• **PROVIDED DATA**:
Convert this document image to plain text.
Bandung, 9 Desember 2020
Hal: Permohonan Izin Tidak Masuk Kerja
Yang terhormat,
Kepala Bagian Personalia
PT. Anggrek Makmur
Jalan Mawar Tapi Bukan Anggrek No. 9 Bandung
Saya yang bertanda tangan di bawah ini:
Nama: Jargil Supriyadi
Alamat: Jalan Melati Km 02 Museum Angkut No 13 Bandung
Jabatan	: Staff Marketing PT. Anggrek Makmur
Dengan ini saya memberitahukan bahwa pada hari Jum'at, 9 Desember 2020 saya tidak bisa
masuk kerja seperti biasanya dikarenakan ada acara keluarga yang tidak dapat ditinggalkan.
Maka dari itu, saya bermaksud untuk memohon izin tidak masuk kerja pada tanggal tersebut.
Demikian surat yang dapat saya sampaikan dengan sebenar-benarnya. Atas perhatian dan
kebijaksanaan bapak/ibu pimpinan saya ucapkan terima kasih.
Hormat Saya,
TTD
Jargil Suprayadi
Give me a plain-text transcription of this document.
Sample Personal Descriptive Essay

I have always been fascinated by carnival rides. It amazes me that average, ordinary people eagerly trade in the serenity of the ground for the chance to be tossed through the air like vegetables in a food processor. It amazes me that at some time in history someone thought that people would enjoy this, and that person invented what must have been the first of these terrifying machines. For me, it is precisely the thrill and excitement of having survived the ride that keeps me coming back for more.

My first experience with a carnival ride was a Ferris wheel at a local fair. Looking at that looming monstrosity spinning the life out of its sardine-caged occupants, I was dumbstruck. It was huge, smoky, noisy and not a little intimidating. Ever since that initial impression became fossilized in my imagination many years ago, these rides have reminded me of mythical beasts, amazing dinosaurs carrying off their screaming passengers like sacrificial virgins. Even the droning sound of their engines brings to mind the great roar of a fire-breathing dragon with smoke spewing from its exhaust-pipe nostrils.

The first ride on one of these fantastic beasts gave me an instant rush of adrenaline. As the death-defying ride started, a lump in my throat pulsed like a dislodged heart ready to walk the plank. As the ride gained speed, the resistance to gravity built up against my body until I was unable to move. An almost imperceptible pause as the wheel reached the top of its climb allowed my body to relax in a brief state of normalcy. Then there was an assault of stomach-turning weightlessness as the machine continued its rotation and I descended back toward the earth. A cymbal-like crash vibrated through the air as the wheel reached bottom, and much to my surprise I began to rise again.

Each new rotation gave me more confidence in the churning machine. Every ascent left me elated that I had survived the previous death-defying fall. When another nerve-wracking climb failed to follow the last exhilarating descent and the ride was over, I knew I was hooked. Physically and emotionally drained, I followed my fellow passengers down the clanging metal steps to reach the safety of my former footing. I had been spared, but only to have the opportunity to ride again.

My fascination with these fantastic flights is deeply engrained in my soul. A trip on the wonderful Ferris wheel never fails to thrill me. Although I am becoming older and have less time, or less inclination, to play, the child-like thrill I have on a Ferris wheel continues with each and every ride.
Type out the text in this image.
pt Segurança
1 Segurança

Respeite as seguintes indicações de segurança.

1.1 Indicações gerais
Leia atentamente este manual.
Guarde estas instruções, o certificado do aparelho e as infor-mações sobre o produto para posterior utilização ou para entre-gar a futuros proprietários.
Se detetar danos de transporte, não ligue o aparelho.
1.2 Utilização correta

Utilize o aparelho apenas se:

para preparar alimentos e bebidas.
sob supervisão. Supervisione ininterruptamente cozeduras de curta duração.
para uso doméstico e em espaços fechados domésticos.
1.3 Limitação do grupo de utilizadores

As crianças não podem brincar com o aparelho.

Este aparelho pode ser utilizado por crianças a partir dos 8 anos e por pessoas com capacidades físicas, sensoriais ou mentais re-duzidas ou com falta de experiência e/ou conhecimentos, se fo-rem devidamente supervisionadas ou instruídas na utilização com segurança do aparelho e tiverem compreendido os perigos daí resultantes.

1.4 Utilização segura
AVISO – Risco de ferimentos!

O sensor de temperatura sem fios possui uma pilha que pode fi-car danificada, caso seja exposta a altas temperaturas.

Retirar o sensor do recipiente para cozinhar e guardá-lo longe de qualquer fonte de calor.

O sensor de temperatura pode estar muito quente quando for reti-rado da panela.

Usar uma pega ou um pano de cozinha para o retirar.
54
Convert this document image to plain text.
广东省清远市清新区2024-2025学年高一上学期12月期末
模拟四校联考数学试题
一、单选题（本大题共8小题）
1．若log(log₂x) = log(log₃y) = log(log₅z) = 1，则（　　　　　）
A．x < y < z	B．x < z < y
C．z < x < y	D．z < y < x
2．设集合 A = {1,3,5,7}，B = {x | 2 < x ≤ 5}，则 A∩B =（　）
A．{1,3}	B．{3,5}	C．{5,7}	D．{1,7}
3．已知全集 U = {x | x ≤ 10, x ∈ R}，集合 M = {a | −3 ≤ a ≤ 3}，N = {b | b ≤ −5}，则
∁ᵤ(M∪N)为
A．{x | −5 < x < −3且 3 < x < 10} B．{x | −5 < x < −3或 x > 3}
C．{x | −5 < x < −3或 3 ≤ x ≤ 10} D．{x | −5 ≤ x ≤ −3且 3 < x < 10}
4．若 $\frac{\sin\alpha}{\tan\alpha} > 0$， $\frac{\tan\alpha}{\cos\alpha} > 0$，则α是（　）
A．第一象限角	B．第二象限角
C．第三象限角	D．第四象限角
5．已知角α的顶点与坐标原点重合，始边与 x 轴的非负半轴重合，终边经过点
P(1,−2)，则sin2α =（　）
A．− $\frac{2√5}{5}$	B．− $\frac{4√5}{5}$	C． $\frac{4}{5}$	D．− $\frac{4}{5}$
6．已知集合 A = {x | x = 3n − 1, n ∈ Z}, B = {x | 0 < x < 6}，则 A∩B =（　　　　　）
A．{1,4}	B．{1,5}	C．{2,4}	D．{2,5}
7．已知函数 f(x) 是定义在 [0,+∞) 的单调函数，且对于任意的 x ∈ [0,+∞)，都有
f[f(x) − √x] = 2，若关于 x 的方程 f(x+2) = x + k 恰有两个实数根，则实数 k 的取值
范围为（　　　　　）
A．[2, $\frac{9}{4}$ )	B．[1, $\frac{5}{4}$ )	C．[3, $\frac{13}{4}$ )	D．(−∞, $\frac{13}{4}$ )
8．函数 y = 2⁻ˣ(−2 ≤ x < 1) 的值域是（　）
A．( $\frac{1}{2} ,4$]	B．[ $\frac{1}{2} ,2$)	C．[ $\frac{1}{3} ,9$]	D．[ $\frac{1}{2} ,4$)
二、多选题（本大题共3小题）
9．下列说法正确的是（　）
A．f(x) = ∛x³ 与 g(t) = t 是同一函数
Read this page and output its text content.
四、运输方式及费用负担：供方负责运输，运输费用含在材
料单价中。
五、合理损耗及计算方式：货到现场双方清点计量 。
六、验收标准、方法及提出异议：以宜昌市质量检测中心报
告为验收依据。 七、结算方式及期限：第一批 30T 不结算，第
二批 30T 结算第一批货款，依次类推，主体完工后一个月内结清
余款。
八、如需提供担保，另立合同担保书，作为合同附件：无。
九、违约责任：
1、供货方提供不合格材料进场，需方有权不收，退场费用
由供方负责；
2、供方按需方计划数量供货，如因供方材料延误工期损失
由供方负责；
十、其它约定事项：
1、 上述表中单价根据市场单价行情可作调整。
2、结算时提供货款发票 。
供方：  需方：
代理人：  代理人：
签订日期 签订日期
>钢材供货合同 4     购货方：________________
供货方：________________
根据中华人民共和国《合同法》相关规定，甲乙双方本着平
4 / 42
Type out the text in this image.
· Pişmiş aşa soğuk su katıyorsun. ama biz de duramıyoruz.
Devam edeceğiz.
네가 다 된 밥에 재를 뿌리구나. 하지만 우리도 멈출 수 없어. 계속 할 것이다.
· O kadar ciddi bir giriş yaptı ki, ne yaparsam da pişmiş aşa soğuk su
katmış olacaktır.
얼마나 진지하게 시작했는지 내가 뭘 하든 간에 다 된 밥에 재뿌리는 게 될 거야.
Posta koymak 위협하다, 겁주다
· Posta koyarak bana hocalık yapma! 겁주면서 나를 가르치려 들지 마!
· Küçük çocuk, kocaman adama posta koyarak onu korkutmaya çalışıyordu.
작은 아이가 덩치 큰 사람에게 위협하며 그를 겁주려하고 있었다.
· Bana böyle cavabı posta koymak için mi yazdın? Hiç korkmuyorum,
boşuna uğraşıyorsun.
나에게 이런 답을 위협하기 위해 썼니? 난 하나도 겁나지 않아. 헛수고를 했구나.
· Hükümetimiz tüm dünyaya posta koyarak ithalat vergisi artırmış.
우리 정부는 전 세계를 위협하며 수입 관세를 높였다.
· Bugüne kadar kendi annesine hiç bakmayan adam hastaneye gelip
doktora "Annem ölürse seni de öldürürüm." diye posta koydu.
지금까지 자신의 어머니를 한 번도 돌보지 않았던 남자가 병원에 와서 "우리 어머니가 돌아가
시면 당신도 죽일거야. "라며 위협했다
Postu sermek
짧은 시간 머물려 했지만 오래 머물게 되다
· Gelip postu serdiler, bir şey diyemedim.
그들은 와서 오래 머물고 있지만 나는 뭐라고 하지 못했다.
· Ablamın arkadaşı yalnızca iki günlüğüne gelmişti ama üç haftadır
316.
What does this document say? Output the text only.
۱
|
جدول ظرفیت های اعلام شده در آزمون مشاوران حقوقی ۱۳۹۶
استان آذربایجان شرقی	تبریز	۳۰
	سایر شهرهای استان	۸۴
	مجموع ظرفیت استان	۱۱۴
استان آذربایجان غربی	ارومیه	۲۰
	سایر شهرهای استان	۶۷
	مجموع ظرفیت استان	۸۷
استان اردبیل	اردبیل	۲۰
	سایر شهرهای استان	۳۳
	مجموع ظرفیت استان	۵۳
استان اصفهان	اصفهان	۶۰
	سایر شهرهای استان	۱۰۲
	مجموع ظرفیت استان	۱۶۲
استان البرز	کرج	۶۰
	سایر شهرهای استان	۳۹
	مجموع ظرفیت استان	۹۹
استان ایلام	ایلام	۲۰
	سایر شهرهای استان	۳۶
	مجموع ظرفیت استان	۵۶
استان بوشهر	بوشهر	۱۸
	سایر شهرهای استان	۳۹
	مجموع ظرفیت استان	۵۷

• **PROBLEM TO WORK ON**: In the records above, return only the line that contains "What does this" and every line after it through the last, exactly as they appear.

• **TASK OUTPUT**:
What does this document say? Output the text only.
۱
|
جدول ظرفیت های اعلام شده در آزمون مشاوران حقوقی ۱۳۹۶
استان آذربایجان شرقی	تبریز	۳۰
	سایر شهرهای استان	۸۴
	مجموع ظرفیت استان	۱۱۴
استان آذربایجان غربی	ارومیه	۲۰
	سایر شهرهای استان	۶۷
	مجموع ظرفیت استان	۸۷
استان اردبیل	اردبیل	۲۰
	سایر شهرهای استان	۳۳
	مجموع ظرفیت استان	۵۳
استان اصفهان	اصفهان	۶۰
	سایر شهرهای استان	۱۰۲
	مجموع ظرفیت استان	۱۶۲
استان البرز	کرج	۶۰
	سایر شهرهای استان	۳۹
	مجموع ظرفیت استان	۹۹
استان ایلام	ایلام	۲۰
	سایر شهرهای استان	۳۶
	مجموع ظرفیت استان	۵۶
استان بوشهر	بوشهر	۱۸
	سایر شهرهای استان	۳۹
	مجموع ظرفیت استان	۵۷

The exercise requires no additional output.